**RECORDS TO PROCESS**
════════════════════

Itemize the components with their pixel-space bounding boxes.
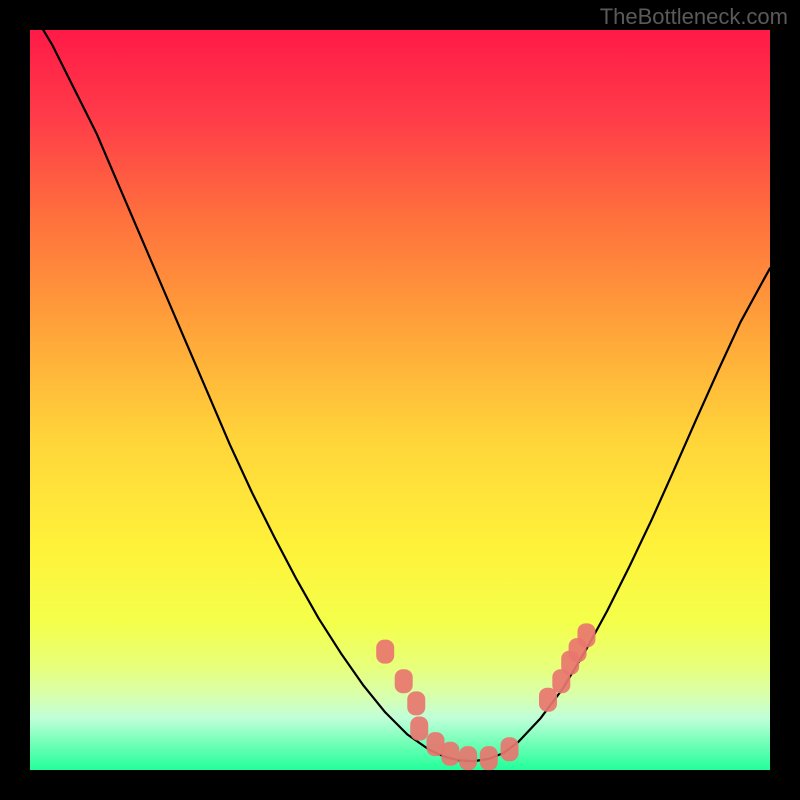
plot-area [30,30,770,770]
marker-point [501,737,519,761]
marker-point [376,640,394,664]
bottleneck-curve [30,8,770,761]
marker-point [407,691,425,715]
watermark-text: TheBottleneck.com [600,4,788,30]
marker-point [410,717,428,741]
marker-point [539,688,557,712]
curve-layer [30,30,770,770]
marker-point [480,746,498,770]
marker-point [395,669,413,693]
marker-point [441,742,459,766]
chart-container: TheBottleneck.com [0,0,800,800]
data-markers [376,623,595,770]
marker-point [459,746,477,770]
marker-point [577,623,595,647]
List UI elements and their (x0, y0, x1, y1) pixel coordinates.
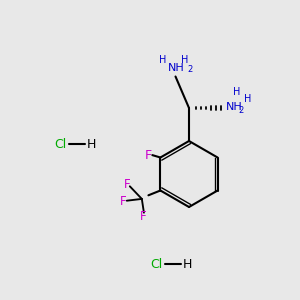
Text: 2: 2 (187, 65, 192, 74)
Text: H: H (87, 137, 96, 151)
Text: F: F (144, 148, 152, 162)
Text: F: F (124, 178, 130, 191)
Text: F: F (120, 195, 127, 208)
Text: Cl: Cl (54, 137, 66, 151)
Text: H: H (183, 257, 192, 271)
Text: NH: NH (168, 63, 184, 73)
Text: F: F (140, 210, 147, 223)
Text: H: H (244, 94, 252, 104)
Text: H: H (233, 87, 241, 97)
Text: H: H (159, 55, 166, 65)
Text: NH: NH (226, 102, 243, 112)
Text: 2: 2 (238, 106, 243, 116)
Text: H: H (182, 55, 189, 65)
Text: Cl: Cl (150, 257, 162, 271)
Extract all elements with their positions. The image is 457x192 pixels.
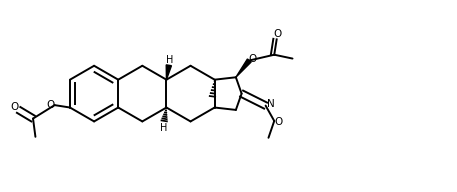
Polygon shape (166, 65, 171, 80)
Text: O: O (273, 29, 281, 39)
Text: H: H (160, 123, 168, 133)
Text: O: O (249, 54, 257, 64)
Text: N: N (266, 99, 274, 109)
Polygon shape (236, 59, 251, 77)
Text: O: O (274, 117, 282, 127)
Text: O: O (11, 102, 19, 112)
Text: O: O (46, 100, 54, 110)
Text: H: H (166, 55, 174, 65)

════════════════════

**JOB**
Transcribe all of the records above character for character, leaving out the pictures.

**OUTPUT FOR THIS EXERCISE**
Itemize the components with their pixel-space bounding boxes.
plot-area [30,30,770,770]
marker-point [501,737,519,761]
marker-point [376,640,394,664]
bottleneck-curve [30,8,770,761]
marker-point [407,691,425,715]
watermark-text: TheBottleneck.com [600,4,788,30]
marker-point [410,717,428,741]
marker-point [539,688,557,712]
curve-layer [30,30,770,770]
marker-point [480,746,498,770]
marker-point [395,669,413,693]
marker-point [441,742,459,766]
chart-container: TheBottleneck.com [0,0,800,800]
data-markers [376,623,595,770]
marker-point [459,746,477,770]
marker-point [577,623,595,647]
List UI elements and their (x0, y0, x1, y1) pixel coordinates.
Text: 2: 2 (187, 65, 192, 74)
Text: H: H (87, 137, 96, 151)
Text: F: F (144, 148, 152, 162)
Text: F: F (124, 178, 130, 191)
Text: F: F (120, 195, 127, 208)
Text: Cl: Cl (54, 137, 66, 151)
Text: H: H (183, 257, 192, 271)
Text: NH: NH (168, 63, 184, 73)
Text: F: F (140, 210, 147, 223)
Text: H: H (244, 94, 252, 104)
Text: H: H (233, 87, 241, 97)
Text: H: H (159, 55, 166, 65)
Text: NH: NH (226, 102, 243, 112)
Text: 2: 2 (238, 106, 243, 116)
Text: H: H (182, 55, 189, 65)
Text: Cl: Cl (150, 257, 162, 271)
Extract all elements with their positions. The image is 457x192 pixels.
Polygon shape (166, 65, 171, 80)
Text: O: O (273, 29, 281, 39)
Text: H: H (160, 123, 168, 133)
Text: O: O (249, 54, 257, 64)
Text: N: N (266, 99, 274, 109)
Polygon shape (236, 59, 251, 77)
Text: O: O (274, 117, 282, 127)
Text: O: O (11, 102, 19, 112)
Text: O: O (46, 100, 54, 110)
Text: H: H (166, 55, 174, 65)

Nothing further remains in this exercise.